* [GOAL] Gather every line below where "CORP" appears.

^^^^

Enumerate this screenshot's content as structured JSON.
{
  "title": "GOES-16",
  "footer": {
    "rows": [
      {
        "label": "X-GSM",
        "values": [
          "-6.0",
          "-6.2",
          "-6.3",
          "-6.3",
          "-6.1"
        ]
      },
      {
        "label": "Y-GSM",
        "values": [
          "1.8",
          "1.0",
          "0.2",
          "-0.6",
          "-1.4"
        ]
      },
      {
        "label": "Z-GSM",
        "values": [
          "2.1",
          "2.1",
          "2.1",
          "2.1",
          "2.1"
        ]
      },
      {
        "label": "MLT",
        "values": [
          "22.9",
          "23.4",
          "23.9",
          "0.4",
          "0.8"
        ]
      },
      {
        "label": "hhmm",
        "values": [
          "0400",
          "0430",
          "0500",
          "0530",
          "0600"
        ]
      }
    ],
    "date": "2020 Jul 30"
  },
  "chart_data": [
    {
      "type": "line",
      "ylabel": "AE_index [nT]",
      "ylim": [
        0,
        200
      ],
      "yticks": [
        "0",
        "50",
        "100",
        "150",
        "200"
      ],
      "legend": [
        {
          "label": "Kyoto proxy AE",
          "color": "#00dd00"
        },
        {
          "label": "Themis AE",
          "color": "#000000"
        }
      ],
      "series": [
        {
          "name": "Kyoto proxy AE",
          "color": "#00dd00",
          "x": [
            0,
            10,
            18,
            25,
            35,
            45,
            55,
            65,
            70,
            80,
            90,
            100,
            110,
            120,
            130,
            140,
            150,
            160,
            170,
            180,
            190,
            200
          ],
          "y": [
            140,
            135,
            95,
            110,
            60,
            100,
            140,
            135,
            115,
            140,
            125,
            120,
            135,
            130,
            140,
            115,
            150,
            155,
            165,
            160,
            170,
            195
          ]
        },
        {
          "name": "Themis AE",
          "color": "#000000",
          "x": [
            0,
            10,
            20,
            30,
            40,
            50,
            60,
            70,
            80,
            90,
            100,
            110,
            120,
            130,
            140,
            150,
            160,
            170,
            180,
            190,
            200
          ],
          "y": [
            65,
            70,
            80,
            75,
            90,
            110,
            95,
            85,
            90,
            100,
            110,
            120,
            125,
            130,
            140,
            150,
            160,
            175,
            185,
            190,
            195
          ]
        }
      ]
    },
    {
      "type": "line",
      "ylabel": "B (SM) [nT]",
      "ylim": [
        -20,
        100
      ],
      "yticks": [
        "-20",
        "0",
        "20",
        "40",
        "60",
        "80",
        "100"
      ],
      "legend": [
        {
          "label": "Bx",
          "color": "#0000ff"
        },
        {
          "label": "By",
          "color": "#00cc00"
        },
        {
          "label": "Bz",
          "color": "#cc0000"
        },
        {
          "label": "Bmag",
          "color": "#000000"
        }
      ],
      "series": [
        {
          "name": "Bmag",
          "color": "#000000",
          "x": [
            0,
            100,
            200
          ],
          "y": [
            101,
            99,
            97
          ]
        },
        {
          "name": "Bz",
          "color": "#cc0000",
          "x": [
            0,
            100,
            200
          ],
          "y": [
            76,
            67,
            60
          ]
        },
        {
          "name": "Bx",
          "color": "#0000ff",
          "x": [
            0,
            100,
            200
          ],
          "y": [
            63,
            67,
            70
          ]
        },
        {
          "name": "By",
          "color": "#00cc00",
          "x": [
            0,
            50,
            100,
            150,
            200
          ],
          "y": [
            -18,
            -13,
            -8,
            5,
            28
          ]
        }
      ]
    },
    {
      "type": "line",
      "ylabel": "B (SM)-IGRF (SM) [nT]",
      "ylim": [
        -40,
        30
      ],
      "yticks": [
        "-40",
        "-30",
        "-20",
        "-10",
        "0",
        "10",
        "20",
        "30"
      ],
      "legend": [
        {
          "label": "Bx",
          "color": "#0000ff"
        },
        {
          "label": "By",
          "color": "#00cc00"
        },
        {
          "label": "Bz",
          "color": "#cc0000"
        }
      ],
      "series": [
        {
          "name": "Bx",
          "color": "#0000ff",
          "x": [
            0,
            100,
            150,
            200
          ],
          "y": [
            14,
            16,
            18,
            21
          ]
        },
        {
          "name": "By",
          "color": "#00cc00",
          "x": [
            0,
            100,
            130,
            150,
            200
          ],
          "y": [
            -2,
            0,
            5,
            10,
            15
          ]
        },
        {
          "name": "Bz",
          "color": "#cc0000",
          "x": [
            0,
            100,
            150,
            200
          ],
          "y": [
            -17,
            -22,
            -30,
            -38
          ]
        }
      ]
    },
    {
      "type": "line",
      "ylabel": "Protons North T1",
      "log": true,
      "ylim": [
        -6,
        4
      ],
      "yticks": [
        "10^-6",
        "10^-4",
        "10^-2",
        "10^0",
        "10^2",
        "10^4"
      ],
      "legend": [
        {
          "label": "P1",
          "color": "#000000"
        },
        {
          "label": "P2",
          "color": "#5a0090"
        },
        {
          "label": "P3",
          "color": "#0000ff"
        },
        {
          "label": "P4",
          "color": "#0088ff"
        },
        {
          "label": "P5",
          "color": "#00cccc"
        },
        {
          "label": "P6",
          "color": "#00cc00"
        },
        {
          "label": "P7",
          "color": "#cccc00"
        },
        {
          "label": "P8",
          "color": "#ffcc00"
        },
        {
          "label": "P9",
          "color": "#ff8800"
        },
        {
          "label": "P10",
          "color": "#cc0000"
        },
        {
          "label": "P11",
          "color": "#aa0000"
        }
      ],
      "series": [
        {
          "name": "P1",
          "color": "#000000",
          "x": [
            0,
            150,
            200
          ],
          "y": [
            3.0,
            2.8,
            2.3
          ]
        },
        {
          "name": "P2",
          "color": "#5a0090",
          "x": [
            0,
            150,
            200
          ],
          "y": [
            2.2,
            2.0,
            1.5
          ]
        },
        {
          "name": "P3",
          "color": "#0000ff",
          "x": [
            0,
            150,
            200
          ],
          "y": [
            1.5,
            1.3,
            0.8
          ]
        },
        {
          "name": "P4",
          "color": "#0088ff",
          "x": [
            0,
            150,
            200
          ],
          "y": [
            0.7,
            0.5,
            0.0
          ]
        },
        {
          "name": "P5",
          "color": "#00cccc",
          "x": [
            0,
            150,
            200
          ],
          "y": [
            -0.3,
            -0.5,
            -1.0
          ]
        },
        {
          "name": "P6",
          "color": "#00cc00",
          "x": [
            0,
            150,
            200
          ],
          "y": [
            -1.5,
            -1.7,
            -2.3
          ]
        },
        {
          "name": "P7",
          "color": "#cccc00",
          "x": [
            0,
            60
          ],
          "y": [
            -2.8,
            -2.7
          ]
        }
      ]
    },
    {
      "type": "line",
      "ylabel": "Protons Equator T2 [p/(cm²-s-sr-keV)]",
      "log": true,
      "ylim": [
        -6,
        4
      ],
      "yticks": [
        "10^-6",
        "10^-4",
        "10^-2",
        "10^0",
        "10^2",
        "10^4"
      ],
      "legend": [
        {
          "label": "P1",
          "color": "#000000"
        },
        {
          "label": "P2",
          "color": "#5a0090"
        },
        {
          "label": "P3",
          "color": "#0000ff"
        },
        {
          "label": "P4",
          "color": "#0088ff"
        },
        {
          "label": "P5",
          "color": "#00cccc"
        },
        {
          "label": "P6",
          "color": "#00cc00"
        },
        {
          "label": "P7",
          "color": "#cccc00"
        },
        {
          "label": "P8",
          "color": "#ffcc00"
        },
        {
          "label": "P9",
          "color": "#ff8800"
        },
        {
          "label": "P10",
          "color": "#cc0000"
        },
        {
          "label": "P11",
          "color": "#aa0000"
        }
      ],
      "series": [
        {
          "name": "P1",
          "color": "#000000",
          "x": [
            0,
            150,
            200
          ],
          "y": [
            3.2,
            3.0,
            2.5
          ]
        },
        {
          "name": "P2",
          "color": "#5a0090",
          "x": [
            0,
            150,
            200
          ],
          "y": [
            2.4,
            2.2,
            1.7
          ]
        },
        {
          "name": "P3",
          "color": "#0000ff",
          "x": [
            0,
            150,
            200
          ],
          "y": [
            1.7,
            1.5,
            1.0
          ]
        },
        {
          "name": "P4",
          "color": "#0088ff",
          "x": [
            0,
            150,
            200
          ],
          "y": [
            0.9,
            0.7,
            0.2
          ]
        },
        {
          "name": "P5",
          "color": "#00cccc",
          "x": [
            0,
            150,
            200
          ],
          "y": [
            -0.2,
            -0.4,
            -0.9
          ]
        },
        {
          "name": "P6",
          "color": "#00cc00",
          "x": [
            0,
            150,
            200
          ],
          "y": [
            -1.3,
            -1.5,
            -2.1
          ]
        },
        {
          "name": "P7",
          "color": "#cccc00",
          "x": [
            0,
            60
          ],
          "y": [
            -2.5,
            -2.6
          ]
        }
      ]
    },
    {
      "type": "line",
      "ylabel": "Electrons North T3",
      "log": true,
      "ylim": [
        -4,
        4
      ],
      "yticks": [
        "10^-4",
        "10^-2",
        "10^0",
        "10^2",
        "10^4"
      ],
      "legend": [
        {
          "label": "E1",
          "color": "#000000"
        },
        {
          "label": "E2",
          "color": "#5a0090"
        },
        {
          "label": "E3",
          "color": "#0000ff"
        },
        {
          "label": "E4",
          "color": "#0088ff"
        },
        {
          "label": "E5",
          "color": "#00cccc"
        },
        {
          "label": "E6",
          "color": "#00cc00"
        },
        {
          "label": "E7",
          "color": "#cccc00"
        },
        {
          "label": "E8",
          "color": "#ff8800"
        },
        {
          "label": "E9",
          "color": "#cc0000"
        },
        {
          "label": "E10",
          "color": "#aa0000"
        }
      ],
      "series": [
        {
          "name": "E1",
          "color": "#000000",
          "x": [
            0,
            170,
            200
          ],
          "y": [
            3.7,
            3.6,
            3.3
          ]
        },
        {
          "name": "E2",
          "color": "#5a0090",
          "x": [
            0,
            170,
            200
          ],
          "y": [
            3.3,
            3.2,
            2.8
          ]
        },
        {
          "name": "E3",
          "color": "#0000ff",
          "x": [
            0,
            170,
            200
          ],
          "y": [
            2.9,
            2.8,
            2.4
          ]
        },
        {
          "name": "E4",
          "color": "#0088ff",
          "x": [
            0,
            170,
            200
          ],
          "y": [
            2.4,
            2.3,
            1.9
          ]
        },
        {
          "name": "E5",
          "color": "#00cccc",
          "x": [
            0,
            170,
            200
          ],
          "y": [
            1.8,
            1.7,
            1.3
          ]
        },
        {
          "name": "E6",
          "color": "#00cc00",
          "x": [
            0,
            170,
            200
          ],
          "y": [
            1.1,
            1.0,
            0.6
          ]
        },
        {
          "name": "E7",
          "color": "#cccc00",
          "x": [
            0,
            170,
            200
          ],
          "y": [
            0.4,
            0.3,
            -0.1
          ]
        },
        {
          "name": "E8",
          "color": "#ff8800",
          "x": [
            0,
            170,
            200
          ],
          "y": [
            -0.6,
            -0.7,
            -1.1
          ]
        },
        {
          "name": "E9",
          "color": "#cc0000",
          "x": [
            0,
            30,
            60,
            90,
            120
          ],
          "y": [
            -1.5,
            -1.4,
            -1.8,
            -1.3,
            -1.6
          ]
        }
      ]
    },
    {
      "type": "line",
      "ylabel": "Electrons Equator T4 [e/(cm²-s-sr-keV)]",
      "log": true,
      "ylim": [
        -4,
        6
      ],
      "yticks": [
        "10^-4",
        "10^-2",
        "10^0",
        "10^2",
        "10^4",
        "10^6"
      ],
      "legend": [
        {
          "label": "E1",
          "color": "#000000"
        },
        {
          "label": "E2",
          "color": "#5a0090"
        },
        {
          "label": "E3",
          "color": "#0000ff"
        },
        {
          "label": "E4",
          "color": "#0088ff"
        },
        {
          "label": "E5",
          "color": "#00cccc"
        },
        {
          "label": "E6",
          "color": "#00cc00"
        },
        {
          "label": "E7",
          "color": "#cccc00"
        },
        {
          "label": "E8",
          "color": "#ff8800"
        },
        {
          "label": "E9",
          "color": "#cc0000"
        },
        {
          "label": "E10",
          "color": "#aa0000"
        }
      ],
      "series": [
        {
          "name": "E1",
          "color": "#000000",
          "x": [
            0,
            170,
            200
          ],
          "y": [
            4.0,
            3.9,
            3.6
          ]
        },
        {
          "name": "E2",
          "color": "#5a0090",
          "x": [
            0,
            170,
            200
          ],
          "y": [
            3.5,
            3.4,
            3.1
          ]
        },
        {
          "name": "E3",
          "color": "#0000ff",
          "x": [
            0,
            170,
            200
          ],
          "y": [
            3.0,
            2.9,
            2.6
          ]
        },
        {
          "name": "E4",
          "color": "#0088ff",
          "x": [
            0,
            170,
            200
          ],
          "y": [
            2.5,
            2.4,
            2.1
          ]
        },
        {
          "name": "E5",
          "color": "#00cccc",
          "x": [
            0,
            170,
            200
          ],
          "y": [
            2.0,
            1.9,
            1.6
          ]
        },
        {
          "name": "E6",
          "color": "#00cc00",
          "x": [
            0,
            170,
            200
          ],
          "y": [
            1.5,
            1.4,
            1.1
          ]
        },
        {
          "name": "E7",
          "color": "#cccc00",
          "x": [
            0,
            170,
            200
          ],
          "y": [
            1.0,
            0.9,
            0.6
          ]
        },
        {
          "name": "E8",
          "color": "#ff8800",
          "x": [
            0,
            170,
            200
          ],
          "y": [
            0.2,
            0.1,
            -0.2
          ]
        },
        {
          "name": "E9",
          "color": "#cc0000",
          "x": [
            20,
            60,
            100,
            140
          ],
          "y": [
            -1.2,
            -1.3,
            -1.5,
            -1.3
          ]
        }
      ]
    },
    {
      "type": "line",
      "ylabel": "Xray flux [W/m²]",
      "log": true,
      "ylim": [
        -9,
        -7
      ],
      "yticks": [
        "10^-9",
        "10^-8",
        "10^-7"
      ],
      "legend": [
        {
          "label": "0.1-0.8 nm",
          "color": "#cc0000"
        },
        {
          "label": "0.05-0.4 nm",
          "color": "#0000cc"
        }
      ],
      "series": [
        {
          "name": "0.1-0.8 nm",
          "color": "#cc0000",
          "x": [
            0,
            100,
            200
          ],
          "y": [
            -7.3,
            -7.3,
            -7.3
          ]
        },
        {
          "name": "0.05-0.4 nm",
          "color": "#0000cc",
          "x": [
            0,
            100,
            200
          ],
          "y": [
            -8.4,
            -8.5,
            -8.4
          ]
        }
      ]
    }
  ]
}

^^^^

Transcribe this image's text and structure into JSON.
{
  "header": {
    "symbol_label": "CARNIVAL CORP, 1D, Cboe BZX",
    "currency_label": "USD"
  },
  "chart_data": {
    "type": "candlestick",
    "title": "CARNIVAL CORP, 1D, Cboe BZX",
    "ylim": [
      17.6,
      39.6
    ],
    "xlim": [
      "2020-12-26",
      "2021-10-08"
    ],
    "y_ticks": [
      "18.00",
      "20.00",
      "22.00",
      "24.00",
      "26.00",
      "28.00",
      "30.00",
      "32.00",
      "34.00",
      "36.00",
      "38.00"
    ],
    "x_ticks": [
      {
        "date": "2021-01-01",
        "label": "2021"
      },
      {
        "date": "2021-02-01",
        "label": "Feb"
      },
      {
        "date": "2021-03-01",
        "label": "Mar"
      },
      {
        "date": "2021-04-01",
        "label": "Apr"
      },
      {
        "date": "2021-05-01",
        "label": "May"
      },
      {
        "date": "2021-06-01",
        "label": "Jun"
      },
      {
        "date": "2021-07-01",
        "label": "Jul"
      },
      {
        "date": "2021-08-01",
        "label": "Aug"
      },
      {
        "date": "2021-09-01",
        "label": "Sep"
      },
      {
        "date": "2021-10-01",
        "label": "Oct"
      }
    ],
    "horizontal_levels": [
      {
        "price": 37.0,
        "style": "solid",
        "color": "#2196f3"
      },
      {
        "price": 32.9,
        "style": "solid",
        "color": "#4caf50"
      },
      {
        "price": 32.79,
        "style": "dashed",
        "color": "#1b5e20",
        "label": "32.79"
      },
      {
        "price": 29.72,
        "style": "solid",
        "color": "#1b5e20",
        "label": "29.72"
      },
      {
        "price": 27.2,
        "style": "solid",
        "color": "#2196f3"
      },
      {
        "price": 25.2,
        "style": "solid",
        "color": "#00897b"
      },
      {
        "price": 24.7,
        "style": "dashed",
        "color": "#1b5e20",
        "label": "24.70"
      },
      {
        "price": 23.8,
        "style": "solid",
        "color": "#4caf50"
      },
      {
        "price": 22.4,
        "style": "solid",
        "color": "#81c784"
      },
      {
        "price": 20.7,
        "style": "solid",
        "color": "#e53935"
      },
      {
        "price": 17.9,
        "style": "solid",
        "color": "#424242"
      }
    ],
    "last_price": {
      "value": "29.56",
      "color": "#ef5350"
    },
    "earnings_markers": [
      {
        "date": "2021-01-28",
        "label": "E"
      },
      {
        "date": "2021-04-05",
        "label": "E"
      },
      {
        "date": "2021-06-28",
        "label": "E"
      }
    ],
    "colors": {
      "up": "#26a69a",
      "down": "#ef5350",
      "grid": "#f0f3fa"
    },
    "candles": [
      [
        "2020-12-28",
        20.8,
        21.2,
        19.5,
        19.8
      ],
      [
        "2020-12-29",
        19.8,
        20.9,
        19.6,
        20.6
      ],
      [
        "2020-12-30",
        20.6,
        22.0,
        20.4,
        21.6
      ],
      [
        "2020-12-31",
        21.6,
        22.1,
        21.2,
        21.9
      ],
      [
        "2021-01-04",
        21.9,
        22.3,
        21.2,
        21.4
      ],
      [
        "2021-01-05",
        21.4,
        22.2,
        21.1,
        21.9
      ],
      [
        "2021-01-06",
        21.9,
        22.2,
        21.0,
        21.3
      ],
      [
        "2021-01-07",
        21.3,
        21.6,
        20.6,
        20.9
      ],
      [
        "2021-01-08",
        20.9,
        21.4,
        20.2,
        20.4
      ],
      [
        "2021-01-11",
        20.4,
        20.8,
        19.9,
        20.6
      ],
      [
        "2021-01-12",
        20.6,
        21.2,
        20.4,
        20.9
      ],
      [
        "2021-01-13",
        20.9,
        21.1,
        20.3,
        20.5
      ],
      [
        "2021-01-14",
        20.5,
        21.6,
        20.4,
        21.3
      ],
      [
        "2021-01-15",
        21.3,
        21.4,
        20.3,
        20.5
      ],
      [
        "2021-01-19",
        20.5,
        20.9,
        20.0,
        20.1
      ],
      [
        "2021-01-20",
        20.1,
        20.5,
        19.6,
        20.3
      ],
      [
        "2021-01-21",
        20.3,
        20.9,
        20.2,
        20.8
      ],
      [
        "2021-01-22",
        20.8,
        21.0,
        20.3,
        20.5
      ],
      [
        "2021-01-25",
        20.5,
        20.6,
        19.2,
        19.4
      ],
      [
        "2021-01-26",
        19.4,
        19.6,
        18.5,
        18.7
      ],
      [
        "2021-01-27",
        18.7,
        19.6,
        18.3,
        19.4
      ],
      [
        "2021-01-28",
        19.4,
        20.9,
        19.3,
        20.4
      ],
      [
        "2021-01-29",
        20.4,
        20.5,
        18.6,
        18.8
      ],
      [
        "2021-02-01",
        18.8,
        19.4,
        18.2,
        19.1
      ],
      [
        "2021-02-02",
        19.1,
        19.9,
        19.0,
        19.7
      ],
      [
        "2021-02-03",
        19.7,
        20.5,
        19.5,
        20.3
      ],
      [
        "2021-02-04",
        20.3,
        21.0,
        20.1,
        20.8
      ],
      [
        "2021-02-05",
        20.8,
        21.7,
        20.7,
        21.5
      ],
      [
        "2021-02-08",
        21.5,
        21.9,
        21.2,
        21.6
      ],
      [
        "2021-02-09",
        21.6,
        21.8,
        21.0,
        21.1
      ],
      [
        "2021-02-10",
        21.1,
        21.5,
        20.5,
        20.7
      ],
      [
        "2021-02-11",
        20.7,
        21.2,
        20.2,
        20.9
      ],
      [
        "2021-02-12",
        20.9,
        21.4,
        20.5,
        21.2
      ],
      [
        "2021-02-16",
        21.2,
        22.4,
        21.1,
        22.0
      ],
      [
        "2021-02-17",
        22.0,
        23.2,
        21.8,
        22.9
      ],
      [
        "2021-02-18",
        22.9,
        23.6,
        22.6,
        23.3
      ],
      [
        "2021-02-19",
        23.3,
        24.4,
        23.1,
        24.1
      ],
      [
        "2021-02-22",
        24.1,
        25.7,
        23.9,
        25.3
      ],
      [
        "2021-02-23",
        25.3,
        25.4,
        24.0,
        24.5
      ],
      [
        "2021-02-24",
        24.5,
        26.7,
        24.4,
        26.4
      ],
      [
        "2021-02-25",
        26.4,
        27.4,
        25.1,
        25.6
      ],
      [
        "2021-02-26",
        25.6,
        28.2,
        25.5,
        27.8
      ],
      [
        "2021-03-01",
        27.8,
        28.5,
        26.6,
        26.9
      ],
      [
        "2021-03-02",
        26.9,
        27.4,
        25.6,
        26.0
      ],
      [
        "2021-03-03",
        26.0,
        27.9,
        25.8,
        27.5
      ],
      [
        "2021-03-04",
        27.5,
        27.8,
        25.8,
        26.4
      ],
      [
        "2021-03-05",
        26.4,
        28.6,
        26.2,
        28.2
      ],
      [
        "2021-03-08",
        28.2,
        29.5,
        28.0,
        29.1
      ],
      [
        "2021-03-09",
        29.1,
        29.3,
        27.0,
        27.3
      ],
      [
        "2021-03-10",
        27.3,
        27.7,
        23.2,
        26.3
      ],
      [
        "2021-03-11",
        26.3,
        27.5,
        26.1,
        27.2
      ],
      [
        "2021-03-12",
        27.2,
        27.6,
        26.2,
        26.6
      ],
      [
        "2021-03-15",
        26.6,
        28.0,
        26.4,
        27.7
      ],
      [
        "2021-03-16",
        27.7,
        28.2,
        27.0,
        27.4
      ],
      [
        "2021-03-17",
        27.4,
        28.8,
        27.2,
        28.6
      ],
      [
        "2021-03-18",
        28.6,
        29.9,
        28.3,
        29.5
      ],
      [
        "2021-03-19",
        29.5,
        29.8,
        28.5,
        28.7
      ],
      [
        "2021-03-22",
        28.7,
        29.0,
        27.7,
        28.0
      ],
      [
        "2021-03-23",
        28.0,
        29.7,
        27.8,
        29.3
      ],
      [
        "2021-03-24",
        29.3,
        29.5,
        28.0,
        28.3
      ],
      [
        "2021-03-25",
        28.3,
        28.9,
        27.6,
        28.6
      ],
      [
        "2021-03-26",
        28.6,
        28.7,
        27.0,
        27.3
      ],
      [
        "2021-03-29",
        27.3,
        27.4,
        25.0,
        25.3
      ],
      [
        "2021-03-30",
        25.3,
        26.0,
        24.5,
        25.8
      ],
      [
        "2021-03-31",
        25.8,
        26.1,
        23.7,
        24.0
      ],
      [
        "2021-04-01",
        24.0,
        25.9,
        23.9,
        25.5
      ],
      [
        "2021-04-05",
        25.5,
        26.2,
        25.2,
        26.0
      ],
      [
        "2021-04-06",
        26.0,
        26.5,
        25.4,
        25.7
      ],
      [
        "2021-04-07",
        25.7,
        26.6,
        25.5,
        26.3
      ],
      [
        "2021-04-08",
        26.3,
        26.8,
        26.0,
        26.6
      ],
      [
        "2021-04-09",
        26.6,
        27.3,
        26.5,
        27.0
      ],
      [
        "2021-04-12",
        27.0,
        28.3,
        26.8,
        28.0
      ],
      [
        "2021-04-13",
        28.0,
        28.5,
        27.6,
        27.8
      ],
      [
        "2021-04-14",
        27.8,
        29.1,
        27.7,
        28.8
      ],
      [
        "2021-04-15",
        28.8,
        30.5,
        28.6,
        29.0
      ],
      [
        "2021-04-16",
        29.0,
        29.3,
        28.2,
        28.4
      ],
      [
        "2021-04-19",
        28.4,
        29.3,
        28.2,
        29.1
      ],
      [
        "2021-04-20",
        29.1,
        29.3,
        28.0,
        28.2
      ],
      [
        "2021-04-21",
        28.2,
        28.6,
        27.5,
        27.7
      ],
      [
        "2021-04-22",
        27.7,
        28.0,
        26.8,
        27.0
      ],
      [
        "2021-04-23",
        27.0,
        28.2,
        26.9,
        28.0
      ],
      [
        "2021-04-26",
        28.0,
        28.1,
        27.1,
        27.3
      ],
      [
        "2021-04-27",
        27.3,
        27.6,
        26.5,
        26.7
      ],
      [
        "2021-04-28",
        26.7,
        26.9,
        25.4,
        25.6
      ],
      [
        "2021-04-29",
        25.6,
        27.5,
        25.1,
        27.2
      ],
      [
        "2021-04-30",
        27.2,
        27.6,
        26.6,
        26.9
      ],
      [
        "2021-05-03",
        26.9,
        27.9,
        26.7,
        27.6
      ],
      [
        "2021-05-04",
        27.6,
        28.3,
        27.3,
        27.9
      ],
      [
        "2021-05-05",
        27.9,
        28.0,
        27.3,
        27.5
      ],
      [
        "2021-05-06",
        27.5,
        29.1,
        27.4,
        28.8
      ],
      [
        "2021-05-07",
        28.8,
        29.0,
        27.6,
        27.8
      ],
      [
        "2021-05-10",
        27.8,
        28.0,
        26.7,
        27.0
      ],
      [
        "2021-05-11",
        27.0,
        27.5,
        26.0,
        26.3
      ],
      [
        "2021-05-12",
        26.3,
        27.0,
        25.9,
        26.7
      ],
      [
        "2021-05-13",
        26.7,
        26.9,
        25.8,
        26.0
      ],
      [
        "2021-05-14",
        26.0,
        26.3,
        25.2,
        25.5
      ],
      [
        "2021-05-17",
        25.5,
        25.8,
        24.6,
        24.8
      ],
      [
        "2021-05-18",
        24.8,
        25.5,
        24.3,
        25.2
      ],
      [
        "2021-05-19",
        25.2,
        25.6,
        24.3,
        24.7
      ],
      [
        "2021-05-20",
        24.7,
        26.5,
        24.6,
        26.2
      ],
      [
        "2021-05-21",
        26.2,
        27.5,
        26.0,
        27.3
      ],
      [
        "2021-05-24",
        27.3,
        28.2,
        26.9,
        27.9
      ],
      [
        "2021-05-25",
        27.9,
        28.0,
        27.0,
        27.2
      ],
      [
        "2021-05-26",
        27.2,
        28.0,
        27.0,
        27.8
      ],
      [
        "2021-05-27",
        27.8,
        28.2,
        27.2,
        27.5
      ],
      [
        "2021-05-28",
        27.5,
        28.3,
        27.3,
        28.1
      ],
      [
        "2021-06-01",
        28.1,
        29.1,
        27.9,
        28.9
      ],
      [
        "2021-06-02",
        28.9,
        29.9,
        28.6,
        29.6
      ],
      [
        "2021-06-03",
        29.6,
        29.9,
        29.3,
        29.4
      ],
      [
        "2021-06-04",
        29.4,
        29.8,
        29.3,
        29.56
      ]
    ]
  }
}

^^^^

* [WRITTEN ANSWER]
    "symbol_label": "CARNIVAL CORP, 1D, Cboe BZX",
    "title": "CARNIVAL CORP, 1D, Cboe BZX",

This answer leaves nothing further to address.